■ What the task asks ■
Copy out each line of the material below with no changes.

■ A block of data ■
— BEGIN —

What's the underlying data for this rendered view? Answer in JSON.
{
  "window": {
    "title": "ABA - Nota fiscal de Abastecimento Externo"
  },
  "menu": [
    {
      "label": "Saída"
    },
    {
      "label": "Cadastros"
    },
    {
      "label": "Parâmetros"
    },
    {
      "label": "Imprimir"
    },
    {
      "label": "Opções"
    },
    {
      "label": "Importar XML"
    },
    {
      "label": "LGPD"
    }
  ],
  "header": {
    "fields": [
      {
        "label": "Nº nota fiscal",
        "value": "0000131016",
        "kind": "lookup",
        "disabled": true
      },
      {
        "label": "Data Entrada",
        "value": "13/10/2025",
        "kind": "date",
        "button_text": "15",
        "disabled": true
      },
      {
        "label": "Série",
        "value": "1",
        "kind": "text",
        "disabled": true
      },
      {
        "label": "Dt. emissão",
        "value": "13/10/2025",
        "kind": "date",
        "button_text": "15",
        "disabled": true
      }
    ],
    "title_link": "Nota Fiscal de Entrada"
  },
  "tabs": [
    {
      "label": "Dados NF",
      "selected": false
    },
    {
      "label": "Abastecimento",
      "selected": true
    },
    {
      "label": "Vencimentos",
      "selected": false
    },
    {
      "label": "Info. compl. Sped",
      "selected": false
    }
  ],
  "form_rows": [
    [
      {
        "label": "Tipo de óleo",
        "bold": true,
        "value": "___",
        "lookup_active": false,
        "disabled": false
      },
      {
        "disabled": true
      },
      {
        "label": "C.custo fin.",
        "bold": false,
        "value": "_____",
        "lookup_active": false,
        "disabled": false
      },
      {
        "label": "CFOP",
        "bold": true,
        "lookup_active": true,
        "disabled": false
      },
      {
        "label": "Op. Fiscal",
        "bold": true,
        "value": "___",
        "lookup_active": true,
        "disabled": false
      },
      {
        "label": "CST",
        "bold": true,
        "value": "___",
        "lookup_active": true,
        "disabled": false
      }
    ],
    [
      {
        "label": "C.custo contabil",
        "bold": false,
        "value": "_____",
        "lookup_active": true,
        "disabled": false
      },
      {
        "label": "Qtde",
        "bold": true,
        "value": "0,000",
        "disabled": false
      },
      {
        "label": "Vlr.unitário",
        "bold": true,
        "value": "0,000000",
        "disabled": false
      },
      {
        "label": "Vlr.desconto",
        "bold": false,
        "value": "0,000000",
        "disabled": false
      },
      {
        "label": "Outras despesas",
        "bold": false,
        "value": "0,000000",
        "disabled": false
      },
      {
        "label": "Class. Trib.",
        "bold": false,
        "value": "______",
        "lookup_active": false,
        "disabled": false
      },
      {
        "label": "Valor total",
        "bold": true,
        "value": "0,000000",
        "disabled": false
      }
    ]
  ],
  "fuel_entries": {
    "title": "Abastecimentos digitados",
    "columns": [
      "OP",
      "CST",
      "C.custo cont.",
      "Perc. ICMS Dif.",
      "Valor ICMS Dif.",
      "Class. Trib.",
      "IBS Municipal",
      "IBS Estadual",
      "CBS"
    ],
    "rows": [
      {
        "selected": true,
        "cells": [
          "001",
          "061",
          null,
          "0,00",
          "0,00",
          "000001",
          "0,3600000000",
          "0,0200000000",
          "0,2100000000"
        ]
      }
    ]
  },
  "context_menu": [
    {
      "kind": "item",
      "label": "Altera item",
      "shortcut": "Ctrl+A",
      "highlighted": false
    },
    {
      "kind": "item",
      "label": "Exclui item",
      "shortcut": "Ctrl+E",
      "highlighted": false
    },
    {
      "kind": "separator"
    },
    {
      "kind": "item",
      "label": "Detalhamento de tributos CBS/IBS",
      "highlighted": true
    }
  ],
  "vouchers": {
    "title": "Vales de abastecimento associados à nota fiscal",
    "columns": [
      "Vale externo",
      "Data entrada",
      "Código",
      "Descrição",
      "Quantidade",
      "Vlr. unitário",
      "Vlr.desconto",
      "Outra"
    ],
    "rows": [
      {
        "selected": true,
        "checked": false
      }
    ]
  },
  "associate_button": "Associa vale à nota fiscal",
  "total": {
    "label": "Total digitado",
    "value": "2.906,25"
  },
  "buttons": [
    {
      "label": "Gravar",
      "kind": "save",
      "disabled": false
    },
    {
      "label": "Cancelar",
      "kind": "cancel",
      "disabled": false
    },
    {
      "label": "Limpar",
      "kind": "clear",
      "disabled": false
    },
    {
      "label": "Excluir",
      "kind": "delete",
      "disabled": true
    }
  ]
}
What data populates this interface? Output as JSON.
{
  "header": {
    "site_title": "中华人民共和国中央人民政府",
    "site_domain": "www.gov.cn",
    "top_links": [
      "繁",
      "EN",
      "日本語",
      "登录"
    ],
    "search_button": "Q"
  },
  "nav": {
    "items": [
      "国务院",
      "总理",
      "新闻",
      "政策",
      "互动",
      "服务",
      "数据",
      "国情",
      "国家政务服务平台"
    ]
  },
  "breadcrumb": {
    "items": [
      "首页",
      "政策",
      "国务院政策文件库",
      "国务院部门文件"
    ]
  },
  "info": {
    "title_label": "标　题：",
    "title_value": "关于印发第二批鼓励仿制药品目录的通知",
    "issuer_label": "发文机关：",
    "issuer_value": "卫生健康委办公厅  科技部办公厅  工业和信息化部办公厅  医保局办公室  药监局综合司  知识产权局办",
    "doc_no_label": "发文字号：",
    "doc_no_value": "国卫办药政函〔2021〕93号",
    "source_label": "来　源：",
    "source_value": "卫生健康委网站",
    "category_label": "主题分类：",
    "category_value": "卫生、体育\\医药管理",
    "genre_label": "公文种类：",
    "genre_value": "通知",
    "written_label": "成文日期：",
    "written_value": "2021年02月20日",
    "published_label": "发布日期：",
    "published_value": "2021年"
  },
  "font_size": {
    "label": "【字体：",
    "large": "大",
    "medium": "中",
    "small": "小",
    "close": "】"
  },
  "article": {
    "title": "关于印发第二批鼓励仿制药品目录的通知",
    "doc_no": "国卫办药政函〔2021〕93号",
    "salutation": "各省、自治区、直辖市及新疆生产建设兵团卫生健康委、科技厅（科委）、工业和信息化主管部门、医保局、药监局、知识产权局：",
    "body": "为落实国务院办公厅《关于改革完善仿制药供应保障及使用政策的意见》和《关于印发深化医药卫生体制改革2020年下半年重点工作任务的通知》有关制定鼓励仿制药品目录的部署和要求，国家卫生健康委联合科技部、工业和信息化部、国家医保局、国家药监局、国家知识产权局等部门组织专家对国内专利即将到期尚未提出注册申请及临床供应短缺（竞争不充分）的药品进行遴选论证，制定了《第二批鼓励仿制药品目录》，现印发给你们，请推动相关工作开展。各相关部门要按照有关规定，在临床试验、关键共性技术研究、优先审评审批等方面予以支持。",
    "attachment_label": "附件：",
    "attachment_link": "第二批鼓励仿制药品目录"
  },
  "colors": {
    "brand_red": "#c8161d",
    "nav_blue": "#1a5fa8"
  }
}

— END —

■ Exercise result ■
What's the underlying data for this rendered view? Answer in JSON.
{
  "window": {
    "title": "ABA - Nota fiscal de Abastecimento Externo"
  },
  "menu": [
    {
      "label": "Saída"
    },
    {
      "label": "Cadastros"
    },
    {
      "label": "Parâmetros"
    },
    {
      "label": "Imprimir"
    },
    {
      "label": "Opções"
    },
    {
      "label": "Importar XML"
    },
    {
      "label": "LGPD"
    }
  ],
  "header": {
    "fields": [
      {
        "label": "Nº nota fiscal",
        "value": "0000131016",
        "kind": "lookup",
        "disabled": true
      },
      {
        "label": "Data Entrada",
        "value": "13/10/2025",
        "kind": "date",
        "button_text": "15",
        "disabled": true
      },
      {
        "label": "Série",
        "value": "1",
        "kind": "text",
        "disabled": true
      },
      {
        "label": "Dt. emissão",
        "value": "13/10/2025",
        "kind": "date",
        "button_text": "15",
        "disabled": true
      }
    ],
    "title_link": "Nota Fiscal de Entrada"
  },
  "tabs": [
    {
      "label": "Dados NF",
      "selected": false
    },
    {
      "label": "Abastecimento",
      "selected": true
    },
    {
      "label": "Vencimentos",
      "selected": false
    },
    {
      "label": "Info. compl. Sped",
      "selected": false
    }
  ],
  "form_rows": [
    [
      {
        "label": "Tipo de óleo",
        "bold": true,
        "value": "___",
        "lookup_active": false,
        "disabled": false
      },
      {
        "disabled": true
      },
      {
        "label": "C.custo fin.",
        "bold": false,
        "value": "_____",
        "lookup_active": false,
        "disabled": false
      },
      {
        "label": "CFOP",
        "bold": true,
        "lookup_active": true,
        "disabled": false
      },
      {
        "label": "Op. Fiscal",
        "bold": true,
        "value": "___",
        "lookup_active": true,
        "disabled": false
      },
      {
        "label": "CST",
        "bold": true,
        "value": "___",
        "lookup_active": true,
        "disabled": false
      }
    ],
    [
      {
        "label": "C.custo contabil",
        "bold": false,
        "value": "_____",
        "lookup_active": true,
        "disabled": false
      },
      {
        "label": "Qtde",
        "bold": true,
        "value": "0,000",
        "disabled": false
      },
      {
        "label": "Vlr.unitário",
        "bold": true,
        "value": "0,000000",
        "disabled": false
      },
      {
        "label": "Vlr.desconto",
        "bold": false,
        "value": "0,000000",
        "disabled": false
      },
      {
        "label": "Outras despesas",
        "bold": false,
        "value": "0,000000",
        "disabled": false
      },
      {
        "label": "Class. Trib.",
        "bold": false,
        "value": "______",
        "lookup_active": false,
        "disabled": false
      },
      {
        "label": "Valor total",
        "bold": true,
        "value": "0,000000",
        "disabled": false
      }
    ]
  ],
  "fuel_entries": {
    "title": "Abastecimentos digitados",
    "columns": [
      "OP",
      "CST",
      "C.custo cont.",
      "Perc. ICMS Dif.",
      "Valor ICMS Dif.",
      "Class. Trib.",
      "IBS Municipal",
      "IBS Estadual",
      "CBS"
    ],
    "rows": [
      {
        "selected": true,
        "cells": [
          "001",
          "061",
          null,
          "0,00",
          "0,00",
          "000001",
          "0,3600000000",
          "0,0200000000",
          "0,2100000000"
        ]
      }
    ]
  },
  "context_menu": [
    {
      "kind": "item",
      "label": "Altera item",
      "shortcut": "Ctrl+A",
      "highlighted": false
    },
    {
      "kind": "item",
      "label": "Exclui item",
      "shortcut": "Ctrl+E",
      "highlighted": false
    },
    {
      "kind": "separator"
    },
    {
      "kind": "item",
      "label": "Detalhamento de tributos CBS/IBS",
      "highlighted": true
    }
  ],
  "vouchers": {
    "title": "Vales de abastecimento associados à nota fiscal",
    "columns": [
      "Vale externo",
      "Data entrada",
      "Código",
      "Descrição",
      "Quantidade",
      "Vlr. unitário",
      "Vlr.desconto",
      "Outra"
    ],
    "rows": [
      {
        "selected": true,
        "checked": false
      }
    ]
  },
  "associate_button": "Associa vale à nota fiscal",
  "total": {
    "label": "Total digitado",
    "value": "2.906,25"
  },
  "buttons": [
    {
      "label": "Gravar",
      "kind": "save",
      "disabled": false
    },
    {
      "label": "Cancelar",
      "kind": "cancel",
      "disabled": false
    },
    {
      "label": "Limpar",
      "kind": "clear",
      "disabled": false
    },
    {
      "label": "Excluir",
      "kind": "delete",
      "disabled": true
    }
  ]
}
What data populates this interface? Output as JSON.
{
  "header": {
    "site_title": "中华人民共和国中央人民政府",
    "site_domain": "www.gov.cn",
    "top_links": [
      "繁",
      "EN",
      "日本語",
      "登录"
    ],
    "search_button": "Q"
  },
  "nav": {
    "items": [
      "国务院",
      "总理",
      "新闻",
      "政策",
      "互动",
      "服务",
      "数据",
      "国情",
      "国家政务服务平台"
    ]
  },
  "breadcrumb": {
    "items": [
      "首页",
      "政策",
      "国务院政策文件库",
      "国务院部门文件"
    ]
  },
  "info": {
    "title_label": "标　题：",
    "title_value": "关于印发第二批鼓励仿制药品目录的通知",
    "issuer_label": "发文机关：",
    "issuer_value": "卫生健康委办公厅  科技部办公厅  工业和信息化部办公厅  医保局办公室  药监局综合司  知识产权局办",
    "doc_no_label": "发文字号：",
    "doc_no_value": "国卫办药政函〔2021〕93号",
    "source_label": "来　源：",
    "source_value": "卫生健康委网站",
    "category_label": "主题分类：",
    "category_value": "卫生、体育\\医药管理",
    "genre_label": "公文种类：",
    "genre_value": "通知",
    "written_label": "成文日期：",
    "written_value": "2021年02月20日",
    "published_label": "发布日期：",
    "published_value": "2021年"
  },
  "font_size": {
    "label": "【字体：",
    "large": "大",
    "medium": "中",
    "small": "小",
    "close": "】"
  },
  "article": {
    "title": "关于印发第二批鼓励仿制药品目录的通知",
    "doc_no": "国卫办药政函〔2021〕93号",
    "salutation": "各省、自治区、直辖市及新疆生产建设兵团卫生健康委、科技厅（科委）、工业和信息化主管部门、医保局、药监局、知识产权局：",
    "body": "为落实国务院办公厅《关于改革完善仿制药供应保障及使用政策的意见》和《关于印发深化医药卫生体制改革2020年下半年重点工作任务的通知》有关制定鼓励仿制药品目录的部署和要求，国家卫生健康委联合科技部、工业和信息化部、国家医保局、国家药监局、国家知识产权局等部门组织专家对国内专利即将到期尚未提出注册申请及临床供应短缺（竞争不充分）的药品进行遴选论证，制定了《第二批鼓励仿制药品目录》，现印发给你们，请推动相关工作开展。各相关部门要按照有关规定，在临床试验、关键共性技术研究、优先审评审批等方面予以支持。",
    "attachment_label": "附件：",
    "attachment_link": "第二批鼓励仿制药品目录"
  },
  "colors": {
    "brand_red": "#c8161d",
    "nav_blue": "#1a5fa8"
  }
}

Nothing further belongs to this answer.